## What this task involves
Search the records for "Hint". Copy every line where it appears.

-------- Task input

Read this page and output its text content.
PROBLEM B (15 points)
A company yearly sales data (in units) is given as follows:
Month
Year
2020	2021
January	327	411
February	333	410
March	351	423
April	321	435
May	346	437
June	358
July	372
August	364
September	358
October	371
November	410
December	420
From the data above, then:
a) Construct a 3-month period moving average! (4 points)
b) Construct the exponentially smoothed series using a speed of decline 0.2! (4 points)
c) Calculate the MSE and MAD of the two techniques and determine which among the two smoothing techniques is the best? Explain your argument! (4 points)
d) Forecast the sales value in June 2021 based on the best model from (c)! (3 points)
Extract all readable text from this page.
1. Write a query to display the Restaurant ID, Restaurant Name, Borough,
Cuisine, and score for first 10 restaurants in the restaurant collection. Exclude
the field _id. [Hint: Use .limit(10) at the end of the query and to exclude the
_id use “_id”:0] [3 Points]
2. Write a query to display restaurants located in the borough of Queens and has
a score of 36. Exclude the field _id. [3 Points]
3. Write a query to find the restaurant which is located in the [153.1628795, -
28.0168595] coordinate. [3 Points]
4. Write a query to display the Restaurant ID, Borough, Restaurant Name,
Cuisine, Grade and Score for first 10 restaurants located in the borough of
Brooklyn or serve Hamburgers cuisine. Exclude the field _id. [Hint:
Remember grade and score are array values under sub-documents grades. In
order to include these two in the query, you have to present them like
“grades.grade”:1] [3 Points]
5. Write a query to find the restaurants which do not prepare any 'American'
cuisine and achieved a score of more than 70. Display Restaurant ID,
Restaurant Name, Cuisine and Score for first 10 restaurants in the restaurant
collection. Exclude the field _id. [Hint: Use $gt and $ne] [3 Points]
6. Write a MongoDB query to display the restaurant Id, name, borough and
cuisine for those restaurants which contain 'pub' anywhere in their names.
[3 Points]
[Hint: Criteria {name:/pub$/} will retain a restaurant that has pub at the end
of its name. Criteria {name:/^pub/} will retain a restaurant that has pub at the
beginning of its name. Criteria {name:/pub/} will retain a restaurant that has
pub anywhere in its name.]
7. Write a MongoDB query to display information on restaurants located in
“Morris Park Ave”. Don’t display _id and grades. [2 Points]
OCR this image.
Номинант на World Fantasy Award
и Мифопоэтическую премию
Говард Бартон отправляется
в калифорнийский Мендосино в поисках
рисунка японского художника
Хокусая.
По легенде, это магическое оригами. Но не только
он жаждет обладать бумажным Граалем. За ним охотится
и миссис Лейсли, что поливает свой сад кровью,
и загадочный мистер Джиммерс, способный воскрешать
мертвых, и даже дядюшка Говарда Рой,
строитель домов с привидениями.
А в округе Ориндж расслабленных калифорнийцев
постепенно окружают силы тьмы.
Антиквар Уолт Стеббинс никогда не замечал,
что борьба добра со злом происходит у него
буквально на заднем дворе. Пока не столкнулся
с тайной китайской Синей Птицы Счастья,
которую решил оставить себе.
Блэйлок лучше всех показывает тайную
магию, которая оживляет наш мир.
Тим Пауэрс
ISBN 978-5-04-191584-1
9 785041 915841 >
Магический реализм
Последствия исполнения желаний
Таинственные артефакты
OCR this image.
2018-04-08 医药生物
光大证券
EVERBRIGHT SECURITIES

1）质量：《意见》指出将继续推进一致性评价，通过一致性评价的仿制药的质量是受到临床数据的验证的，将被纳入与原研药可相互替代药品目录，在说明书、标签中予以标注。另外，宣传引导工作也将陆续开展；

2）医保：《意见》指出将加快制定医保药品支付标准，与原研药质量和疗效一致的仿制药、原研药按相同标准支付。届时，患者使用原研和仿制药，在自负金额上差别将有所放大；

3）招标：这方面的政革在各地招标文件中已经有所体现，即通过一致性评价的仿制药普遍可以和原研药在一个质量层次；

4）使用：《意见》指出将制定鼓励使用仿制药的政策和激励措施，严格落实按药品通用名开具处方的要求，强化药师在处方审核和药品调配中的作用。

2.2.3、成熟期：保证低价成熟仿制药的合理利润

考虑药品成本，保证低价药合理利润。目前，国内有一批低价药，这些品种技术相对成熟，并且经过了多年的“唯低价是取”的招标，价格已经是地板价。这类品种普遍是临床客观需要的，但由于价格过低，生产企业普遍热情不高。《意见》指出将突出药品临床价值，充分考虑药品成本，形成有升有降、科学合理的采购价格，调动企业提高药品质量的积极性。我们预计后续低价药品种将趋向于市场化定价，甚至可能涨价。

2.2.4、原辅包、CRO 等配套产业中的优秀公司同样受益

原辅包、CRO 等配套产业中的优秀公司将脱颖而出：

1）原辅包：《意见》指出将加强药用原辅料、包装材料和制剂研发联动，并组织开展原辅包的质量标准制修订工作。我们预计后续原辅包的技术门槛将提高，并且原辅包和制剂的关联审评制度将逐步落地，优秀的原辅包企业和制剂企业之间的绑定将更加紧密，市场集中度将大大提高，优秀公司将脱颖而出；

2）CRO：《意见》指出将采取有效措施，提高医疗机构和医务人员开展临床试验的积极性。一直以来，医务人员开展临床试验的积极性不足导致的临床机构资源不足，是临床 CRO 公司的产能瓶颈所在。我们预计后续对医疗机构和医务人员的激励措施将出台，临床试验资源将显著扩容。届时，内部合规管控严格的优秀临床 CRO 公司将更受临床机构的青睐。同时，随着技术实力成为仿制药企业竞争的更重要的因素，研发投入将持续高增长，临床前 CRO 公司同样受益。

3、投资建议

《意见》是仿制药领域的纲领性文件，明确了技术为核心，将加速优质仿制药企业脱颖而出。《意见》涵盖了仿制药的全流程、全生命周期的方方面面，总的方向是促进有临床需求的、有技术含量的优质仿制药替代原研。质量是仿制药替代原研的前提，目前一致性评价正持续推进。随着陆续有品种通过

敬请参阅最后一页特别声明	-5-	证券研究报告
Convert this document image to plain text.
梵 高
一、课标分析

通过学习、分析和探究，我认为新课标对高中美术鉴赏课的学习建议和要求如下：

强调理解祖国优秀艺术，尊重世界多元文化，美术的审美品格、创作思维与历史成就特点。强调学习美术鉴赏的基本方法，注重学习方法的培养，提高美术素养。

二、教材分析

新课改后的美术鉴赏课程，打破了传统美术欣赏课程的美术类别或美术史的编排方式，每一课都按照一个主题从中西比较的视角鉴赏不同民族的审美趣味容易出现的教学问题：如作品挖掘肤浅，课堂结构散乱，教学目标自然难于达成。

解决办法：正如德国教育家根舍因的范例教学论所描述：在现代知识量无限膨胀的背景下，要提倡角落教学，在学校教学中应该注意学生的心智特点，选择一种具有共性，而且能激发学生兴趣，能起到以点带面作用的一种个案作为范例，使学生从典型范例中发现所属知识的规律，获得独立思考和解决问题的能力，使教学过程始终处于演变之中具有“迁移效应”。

----------------

## Complete answer
the field _id. [Hint: Use .limit(10) at the end of the query and to exclude the
Brooklyn or serve Hamburgers cuisine. Exclude the field _id. [Hint:
collection. Exclude the field _id. [Hint: Use $gt and $ne] [3 Points]
[Hint: Criteria {name:/pub$/} will retain a restaurant that has pub at the end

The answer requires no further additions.